** Given task **
Repeat every line of the data exactly, but not the pictures.

(Items listed in a dataset)
☆ ☆ ☆
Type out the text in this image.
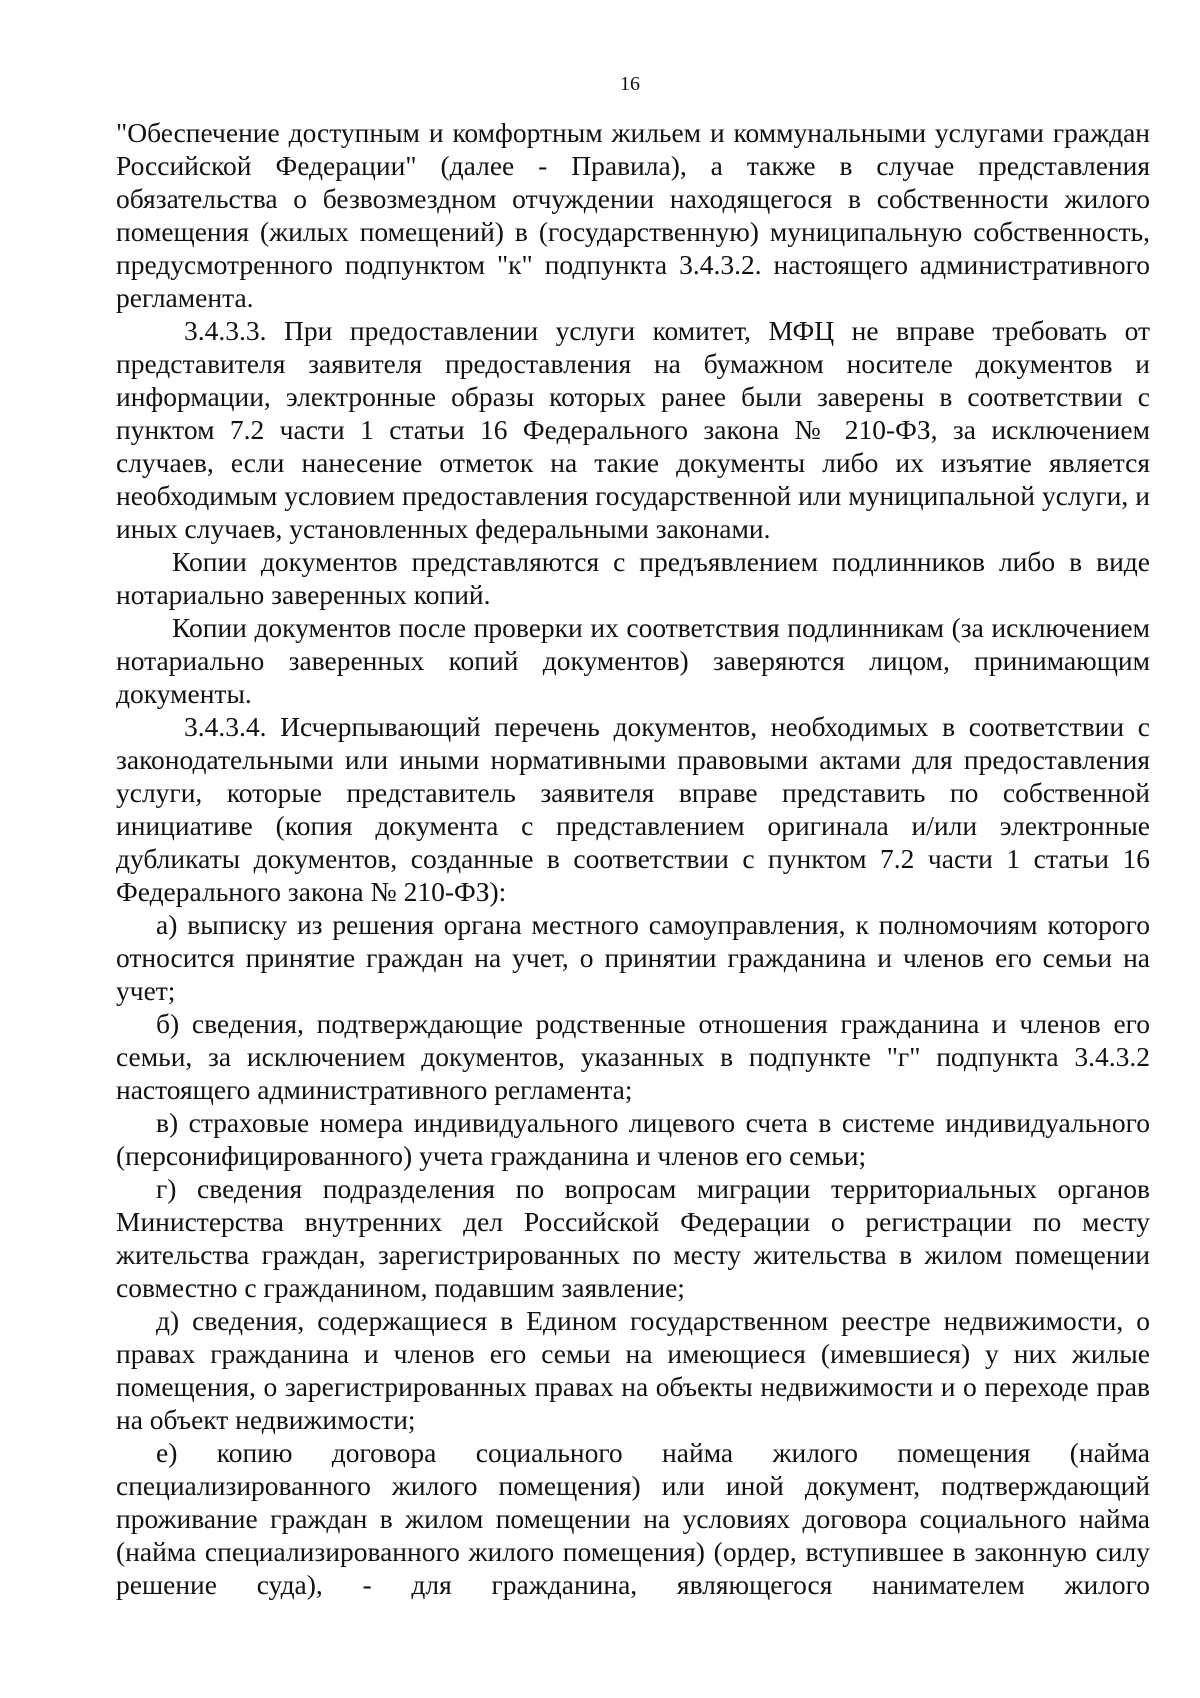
16

"Обеспечение доступным и комфортным жильем и коммунальными услугами граждан Российской Федерации" (далее - Правила), а также в случае представления обязательства о безвозмездном отчуждении находящегося в собственности жилого помещения (жилых помещений) в (государственную) муниципальную собственность, предусмотренного подпунктом "к" подпункта 3.4.3.2. настоящего административного регламента.

3.4.3.3. При предоставлении услуги комитет, МФЦ не вправе требовать от представителя заявителя предоставления на бумажном носителе документов и информации, электронные образы которых ранее были заверены в соответствии с пунктом 7.2 части 1 статьи 16 Федерального закона № 210-ФЗ, за исключением случаев, если нанесение отметок на такие документы либо их изъятие является необходимым условием предоставления государственной или муниципальной услуги, и иных случаев, установленных федеральными законами.

Копии документов представляются с предъявлением подлинников либо в виде нотариально заверенных копий.

Копии документов после проверки их соответствия подлинникам (за исключением нотариально заверенных копий документов) заверяются лицом, принимающим документы.

3.4.3.4. Исчерпывающий перечень документов, необходимых в соответствии с законодательными или иными нормативными правовыми актами для предоставления услуги, которые представитель заявителя вправе представить по собственной инициативе (копия документа с представлением оригинала и/или электронные дубликаты документов, созданные в соответствии с пунктом 7.2 части 1 статьи 16 Федерального закона № 210-ФЗ):

а) выписку из решения органа местного самоуправления, к полномочиям которого относится принятие граждан на учет, о принятии гражданина и членов его семьи на учет;

б) сведения, подтверждающие родственные отношения гражданина и членов его семьи, за исключением документов, указанных в подпункте "г" подпункта 3.4.3.2 настоящего административного регламента;

в) страховые номера индивидуального лицевого счета в системе индивидуального (персонифицированного) учета гражданина и членов его семьи;

г) сведения подразделения по вопросам миграции территориальных органов Министерства внутренних дел Российской Федерации о регистрации по месту жительства граждан, зарегистрированных по месту жительства в жилом помещении совместно с гражданином, подавшим заявление;

д) сведения, содержащиеся в Едином государственном реестре недвижимости, о правах гражданина и членов его семьи на имеющиеся (имевшиеся) у них жилые помещения, о зарегистрированных правах на объекты недвижимости и о переходе прав на объект недвижимости;

е) копию договора социального найма жилого помещения (найма специализированного жилого помещения) или иной документ, подтверждающий проживание граждан в жилом помещении на условиях договора социального найма (найма специализированного жилого помещения) (ордер, вступившее в законную силу решение суда), - для гражданина, являющегося нанимателем жилого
☆ ☆ ☆
** Written solution **
Type out the text in this image.
16

"Обеспечение доступным и комфортным жильем и коммунальными услугами граждан Российской Федерации" (далее - Правила), а также в случае представления обязательства о безвозмездном отчуждении находящегося в собственности жилого помещения (жилых помещений) в (государственную) муниципальную собственность, предусмотренного подпунктом "к" подпункта 3.4.3.2. настоящего административного регламента.

3.4.3.3. При предоставлении услуги комитет, МФЦ не вправе требовать от представителя заявителя предоставления на бумажном носителе документов и информации, электронные образы которых ранее были заверены в соответствии с пунктом 7.2 части 1 статьи 16 Федерального закона № 210-ФЗ, за исключением случаев, если нанесение отметок на такие документы либо их изъятие является необходимым условием предоставления государственной или муниципальной услуги, и иных случаев, установленных федеральными законами.

Копии документов представляются с предъявлением подлинников либо в виде нотариально заверенных копий.

Копии документов после проверки их соответствия подлинникам (за исключением нотариально заверенных копий документов) заверяются лицом, принимающим документы.

3.4.3.4. Исчерпывающий перечень документов, необходимых в соответствии с законодательными или иными нормативными правовыми актами для предоставления услуги, которые представитель заявителя вправе представить по собственной инициативе (копия документа с представлением оригинала и/или электронные дубликаты документов, созданные в соответствии с пунктом 7.2 части 1 статьи 16 Федерального закона № 210-ФЗ):

а) выписку из решения органа местного самоуправления, к полномочиям которого относится принятие граждан на учет, о принятии гражданина и членов его семьи на учет;

б) сведения, подтверждающие родственные отношения гражданина и членов его семьи, за исключением документов, указанных в подпункте "г" подпункта 3.4.3.2 настоящего административного регламента;

в) страховые номера индивидуального лицевого счета в системе индивидуального (персонифицированного) учета гражданина и членов его семьи;

г) сведения подразделения по вопросам миграции территориальных органов Министерства внутренних дел Российской Федерации о регистрации по месту жительства граждан, зарегистрированных по месту жительства в жилом помещении совместно с гражданином, подавшим заявление;

д) сведения, содержащиеся в Едином государственном реестре недвижимости, о правах гражданина и членов его семьи на имеющиеся (имевшиеся) у них жилые помещения, о зарегистрированных правах на объекты недвижимости и о переходе прав на объект недвижимости;

е) копию договора социального найма жилого помещения (найма специализированного жилого помещения) или иной документ, подтверждающий проживание граждан в жилом помещении на условиях договора социального найма (найма специализированного жилого помещения) (ордер, вступившее в законную силу решение суда), - для гражданина, являющегося нанимателем жилого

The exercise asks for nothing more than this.